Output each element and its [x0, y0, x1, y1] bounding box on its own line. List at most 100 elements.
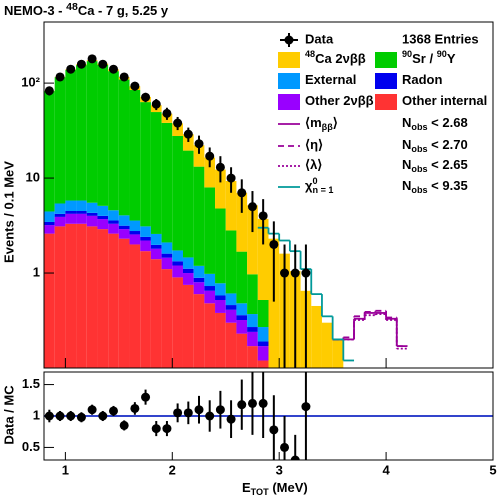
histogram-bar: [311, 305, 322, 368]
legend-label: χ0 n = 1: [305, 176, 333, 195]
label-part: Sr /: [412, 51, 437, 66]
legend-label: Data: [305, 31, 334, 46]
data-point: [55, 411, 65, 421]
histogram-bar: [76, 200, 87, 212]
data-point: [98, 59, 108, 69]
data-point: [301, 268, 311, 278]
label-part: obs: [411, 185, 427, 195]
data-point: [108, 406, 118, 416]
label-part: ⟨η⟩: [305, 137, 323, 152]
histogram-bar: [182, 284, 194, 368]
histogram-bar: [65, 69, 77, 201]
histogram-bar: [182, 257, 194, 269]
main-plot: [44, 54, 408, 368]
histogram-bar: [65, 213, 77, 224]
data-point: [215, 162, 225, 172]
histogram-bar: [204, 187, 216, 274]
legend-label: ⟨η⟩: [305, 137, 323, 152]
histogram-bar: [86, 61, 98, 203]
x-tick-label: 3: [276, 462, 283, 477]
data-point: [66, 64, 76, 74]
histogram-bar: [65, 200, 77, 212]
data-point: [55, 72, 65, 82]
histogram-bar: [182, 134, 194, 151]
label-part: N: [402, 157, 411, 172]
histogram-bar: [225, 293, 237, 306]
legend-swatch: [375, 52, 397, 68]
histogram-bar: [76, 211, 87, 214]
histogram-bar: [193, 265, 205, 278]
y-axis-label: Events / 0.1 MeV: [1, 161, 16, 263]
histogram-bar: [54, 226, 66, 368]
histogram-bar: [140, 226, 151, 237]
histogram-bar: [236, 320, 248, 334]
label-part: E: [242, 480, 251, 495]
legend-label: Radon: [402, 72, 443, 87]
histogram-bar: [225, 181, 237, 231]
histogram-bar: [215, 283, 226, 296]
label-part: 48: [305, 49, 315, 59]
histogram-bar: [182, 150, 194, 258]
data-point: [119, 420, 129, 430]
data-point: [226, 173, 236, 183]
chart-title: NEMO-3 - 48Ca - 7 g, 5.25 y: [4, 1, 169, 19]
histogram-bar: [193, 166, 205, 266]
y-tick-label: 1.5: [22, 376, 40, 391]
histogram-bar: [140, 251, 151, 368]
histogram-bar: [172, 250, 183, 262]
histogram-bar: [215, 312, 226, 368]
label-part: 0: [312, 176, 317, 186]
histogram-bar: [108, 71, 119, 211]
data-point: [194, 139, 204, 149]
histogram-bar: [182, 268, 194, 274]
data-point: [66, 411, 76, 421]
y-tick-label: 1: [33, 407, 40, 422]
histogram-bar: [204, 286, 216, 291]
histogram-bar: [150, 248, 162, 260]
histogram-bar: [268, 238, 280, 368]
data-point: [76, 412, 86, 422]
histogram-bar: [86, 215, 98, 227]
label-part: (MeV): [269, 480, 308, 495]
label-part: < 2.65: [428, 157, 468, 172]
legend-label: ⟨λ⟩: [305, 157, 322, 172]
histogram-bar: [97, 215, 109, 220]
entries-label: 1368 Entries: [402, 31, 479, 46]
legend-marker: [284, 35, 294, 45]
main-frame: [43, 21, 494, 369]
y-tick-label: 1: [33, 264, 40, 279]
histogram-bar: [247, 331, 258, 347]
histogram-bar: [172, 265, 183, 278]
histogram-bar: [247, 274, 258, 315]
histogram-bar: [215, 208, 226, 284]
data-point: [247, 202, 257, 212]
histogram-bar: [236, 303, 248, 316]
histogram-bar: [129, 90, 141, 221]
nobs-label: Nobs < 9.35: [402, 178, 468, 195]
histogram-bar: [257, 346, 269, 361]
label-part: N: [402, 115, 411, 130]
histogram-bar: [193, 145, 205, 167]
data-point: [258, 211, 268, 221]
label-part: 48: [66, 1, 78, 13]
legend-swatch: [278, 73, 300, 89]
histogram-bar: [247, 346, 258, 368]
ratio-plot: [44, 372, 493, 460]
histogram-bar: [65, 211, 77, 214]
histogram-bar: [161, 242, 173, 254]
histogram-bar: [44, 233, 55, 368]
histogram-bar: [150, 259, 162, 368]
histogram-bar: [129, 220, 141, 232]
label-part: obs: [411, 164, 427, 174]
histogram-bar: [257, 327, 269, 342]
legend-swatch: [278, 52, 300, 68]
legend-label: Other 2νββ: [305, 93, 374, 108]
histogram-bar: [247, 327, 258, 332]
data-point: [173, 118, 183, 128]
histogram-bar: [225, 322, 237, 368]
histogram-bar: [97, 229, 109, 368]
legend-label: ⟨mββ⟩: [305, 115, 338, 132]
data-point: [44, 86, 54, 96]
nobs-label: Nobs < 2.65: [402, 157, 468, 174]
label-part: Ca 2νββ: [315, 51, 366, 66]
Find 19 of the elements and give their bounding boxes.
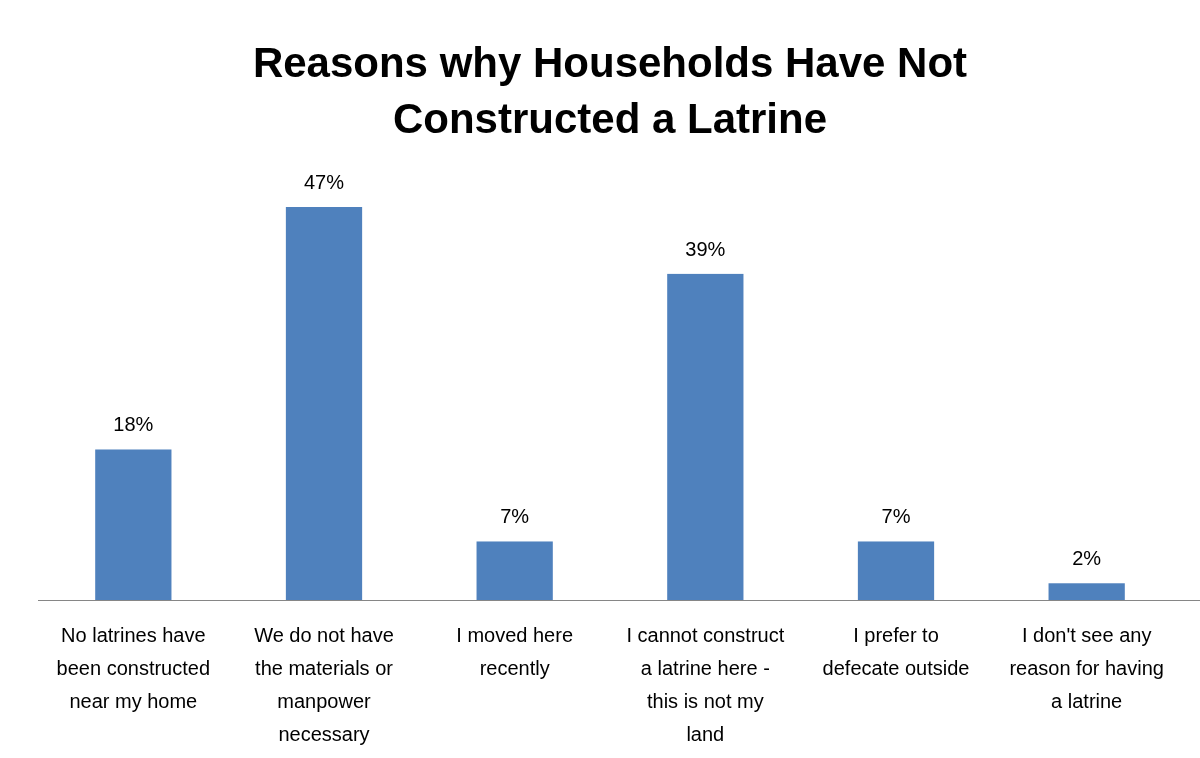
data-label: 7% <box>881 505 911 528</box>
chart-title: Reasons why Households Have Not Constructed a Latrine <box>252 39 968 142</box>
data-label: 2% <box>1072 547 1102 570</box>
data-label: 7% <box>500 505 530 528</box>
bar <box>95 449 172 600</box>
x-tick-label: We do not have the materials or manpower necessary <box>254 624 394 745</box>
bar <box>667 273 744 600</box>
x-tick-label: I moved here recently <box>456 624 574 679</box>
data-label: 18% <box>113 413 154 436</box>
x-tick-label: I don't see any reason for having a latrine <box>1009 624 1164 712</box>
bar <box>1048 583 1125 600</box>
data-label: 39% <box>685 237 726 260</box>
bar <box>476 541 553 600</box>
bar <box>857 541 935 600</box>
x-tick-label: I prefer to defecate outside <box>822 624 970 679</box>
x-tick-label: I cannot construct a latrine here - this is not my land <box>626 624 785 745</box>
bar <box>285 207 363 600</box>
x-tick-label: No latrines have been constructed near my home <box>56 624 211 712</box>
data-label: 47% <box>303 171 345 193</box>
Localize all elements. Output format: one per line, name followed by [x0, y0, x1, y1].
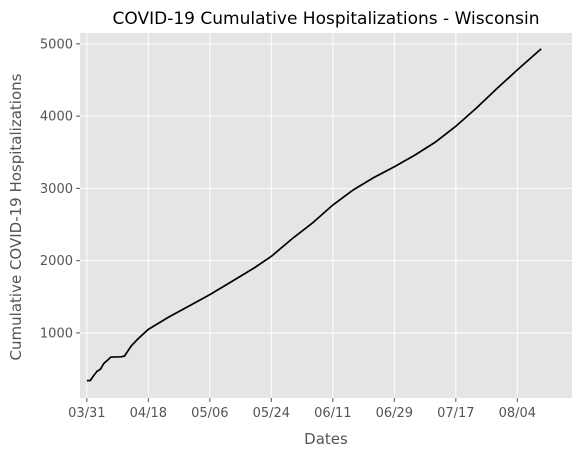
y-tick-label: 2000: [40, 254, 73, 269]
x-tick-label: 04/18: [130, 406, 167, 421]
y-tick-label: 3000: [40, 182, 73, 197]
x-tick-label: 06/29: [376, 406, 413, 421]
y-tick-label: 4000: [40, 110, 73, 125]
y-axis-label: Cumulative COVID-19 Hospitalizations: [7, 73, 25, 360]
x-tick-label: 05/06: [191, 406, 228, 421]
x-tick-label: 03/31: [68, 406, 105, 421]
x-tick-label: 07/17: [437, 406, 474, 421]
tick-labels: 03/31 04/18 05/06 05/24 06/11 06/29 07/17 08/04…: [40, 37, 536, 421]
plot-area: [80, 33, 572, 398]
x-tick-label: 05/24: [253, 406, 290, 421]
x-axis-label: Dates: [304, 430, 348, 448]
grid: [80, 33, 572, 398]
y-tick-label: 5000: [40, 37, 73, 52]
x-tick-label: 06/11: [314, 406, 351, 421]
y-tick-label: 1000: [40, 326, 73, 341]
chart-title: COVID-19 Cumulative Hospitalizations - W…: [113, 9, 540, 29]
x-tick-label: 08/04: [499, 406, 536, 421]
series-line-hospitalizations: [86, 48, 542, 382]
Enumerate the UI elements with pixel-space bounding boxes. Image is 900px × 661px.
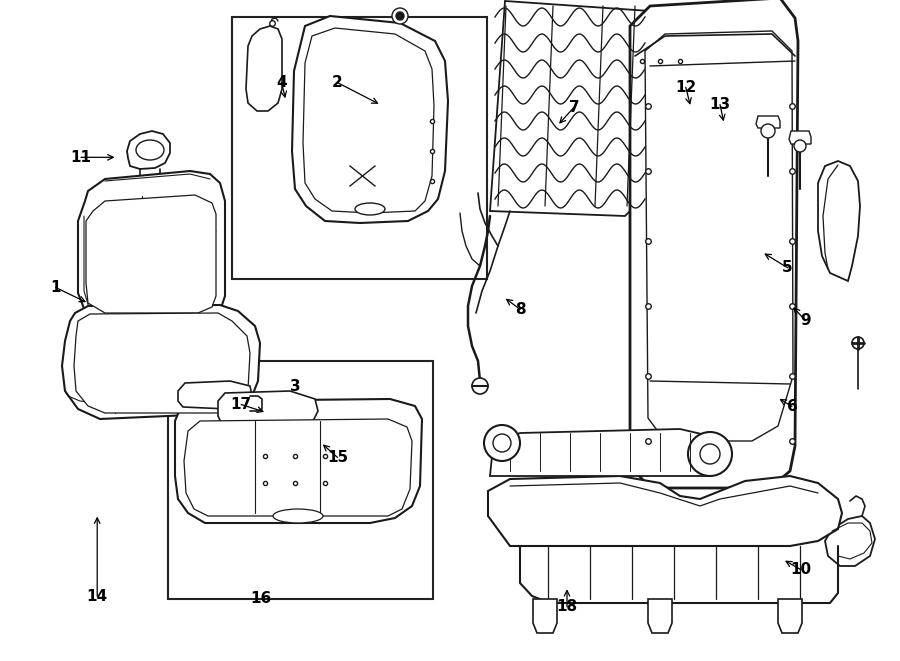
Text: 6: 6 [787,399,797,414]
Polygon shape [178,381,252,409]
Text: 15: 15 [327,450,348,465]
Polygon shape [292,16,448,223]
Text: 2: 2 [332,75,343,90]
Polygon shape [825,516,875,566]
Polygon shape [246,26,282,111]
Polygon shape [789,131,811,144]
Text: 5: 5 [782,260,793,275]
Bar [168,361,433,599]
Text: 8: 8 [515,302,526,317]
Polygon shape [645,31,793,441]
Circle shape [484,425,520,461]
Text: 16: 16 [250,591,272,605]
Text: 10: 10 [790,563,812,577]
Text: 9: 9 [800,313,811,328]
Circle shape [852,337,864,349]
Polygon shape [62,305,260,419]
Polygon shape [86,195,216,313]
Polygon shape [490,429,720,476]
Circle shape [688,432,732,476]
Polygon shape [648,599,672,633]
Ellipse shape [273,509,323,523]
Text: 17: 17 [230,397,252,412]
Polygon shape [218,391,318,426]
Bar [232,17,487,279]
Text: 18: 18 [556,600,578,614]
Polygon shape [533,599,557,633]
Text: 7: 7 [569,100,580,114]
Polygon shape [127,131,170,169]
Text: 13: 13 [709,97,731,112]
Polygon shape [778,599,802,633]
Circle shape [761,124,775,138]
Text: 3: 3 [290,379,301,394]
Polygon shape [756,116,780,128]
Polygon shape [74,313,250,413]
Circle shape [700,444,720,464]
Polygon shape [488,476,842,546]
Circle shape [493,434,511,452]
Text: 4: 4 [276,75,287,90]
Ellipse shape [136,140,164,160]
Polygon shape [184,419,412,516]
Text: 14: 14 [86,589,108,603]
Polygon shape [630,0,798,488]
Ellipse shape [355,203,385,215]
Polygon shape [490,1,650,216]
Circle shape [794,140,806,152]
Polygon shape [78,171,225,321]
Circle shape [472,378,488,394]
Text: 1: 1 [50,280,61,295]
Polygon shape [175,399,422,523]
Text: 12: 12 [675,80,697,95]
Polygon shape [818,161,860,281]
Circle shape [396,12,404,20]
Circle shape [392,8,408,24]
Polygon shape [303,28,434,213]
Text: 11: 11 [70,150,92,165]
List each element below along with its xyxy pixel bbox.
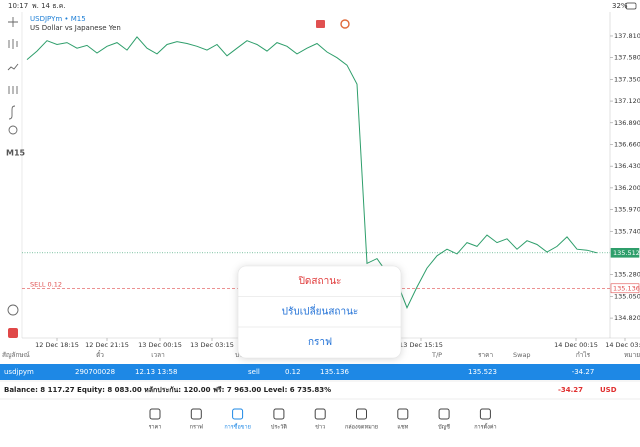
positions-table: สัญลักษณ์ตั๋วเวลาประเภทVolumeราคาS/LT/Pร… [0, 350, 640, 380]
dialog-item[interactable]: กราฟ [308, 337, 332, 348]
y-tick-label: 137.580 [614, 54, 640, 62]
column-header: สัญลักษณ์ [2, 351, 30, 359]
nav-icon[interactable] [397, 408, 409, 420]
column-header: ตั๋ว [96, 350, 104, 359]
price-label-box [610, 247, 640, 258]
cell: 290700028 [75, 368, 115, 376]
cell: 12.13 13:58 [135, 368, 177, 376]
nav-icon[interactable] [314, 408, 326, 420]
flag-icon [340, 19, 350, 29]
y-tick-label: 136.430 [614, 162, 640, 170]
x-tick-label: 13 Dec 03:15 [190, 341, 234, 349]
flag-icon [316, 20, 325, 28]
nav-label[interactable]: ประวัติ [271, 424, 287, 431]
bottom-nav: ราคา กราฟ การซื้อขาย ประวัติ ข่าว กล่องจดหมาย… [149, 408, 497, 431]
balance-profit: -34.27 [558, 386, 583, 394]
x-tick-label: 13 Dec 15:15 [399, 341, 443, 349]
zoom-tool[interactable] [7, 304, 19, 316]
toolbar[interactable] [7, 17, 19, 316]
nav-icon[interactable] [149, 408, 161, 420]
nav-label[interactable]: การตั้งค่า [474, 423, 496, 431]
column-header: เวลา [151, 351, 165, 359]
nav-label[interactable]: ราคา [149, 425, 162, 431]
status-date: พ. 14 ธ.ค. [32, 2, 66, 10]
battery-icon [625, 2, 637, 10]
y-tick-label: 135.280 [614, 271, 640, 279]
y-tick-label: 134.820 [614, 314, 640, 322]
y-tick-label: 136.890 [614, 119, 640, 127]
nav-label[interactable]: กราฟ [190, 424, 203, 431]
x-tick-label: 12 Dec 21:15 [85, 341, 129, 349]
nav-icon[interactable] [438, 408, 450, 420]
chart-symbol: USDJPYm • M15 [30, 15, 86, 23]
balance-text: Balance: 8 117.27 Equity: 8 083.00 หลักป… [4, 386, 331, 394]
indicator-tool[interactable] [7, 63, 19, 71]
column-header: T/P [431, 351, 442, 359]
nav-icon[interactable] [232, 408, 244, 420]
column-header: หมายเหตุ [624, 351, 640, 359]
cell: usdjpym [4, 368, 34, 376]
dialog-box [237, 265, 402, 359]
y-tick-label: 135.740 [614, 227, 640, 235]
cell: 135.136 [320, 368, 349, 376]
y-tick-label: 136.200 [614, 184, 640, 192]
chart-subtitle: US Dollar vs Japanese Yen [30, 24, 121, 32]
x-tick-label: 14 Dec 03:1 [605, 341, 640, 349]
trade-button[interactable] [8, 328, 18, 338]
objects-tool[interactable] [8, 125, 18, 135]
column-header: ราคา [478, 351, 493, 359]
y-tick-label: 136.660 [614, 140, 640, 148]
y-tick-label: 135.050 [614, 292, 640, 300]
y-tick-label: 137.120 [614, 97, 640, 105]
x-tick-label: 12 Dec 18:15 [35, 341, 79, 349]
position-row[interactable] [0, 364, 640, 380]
* * *
Rewrite the items from the line with "350, 640, 380]" up to and including the line with "dialog-box [237, 265, 402, 359]", replacing "x-tick-label" with "x-axis-tick" throughout and leaving everything else unchanged.

positions-table: สัญลักษณ์ตั๋วเวลาประเภทVolumeราคาS/LT/Pร… [0, 350, 640, 380]
dialog-item[interactable]: กราฟ [308, 337, 332, 348]
y-tick-label: 137.580 [614, 54, 640, 62]
column-header: สัญลักษณ์ [2, 351, 30, 359]
nav-icon[interactable] [397, 408, 409, 420]
column-header: ตั๋ว [96, 350, 104, 359]
price-label-box [610, 247, 640, 258]
cell: 290700028 [75, 368, 115, 376]
cell: 12.13 13:58 [135, 368, 177, 376]
nav-icon[interactable] [314, 408, 326, 420]
flag-icon [340, 19, 350, 29]
y-tick-label: 136.430 [614, 162, 640, 170]
x-axis-tick: 13 Dec 03:15 [190, 341, 234, 349]
flag-icon [316, 20, 325, 28]
nav-label[interactable]: ประวัติ [271, 424, 287, 431]
bottom-nav: ราคา กราฟ การซื้อขาย ประวัติ ข่าว กล่องจดหมาย… [149, 408, 497, 431]
balance-profit: -34.27 [558, 386, 583, 394]
x-axis-tick: 13 Dec 15:15 [399, 341, 443, 349]
zoom-tool[interactable] [7, 304, 19, 316]
toolbar[interactable] [7, 17, 19, 316]
nav-icon[interactable] [149, 408, 161, 420]
nav-label[interactable]: การตั้งค่า [474, 423, 496, 431]
column-header: เวลา [151, 351, 165, 359]
nav-label[interactable]: ราคา [149, 425, 162, 431]
status-date: พ. 14 ธ.ค. [32, 2, 66, 10]
battery-icon [625, 2, 637, 10]
y-tick-label: 135.280 [614, 271, 640, 279]
y-tick-label: 134.820 [614, 314, 640, 322]
y-tick-label: 136.890 [614, 119, 640, 127]
nav-label[interactable]: กราฟ [190, 424, 203, 431]
x-axis-tick: 12 Dec 21:15 [85, 341, 129, 349]
nav-icon[interactable] [438, 408, 450, 420]
chart-symbol: USDJPYm • M15 [30, 15, 86, 23]
balance-text: Balance: 8 117.27 Equity: 8 083.00 หลักป… [4, 386, 331, 394]
indicator-tool[interactable] [7, 63, 19, 71]
column-header: T/P [431, 351, 442, 359]
nav-icon[interactable] [232, 408, 244, 420]
column-header: หมายเหตุ [624, 351, 640, 359]
cell: usdjpym [4, 368, 34, 376]
dialog-box [237, 265, 402, 359]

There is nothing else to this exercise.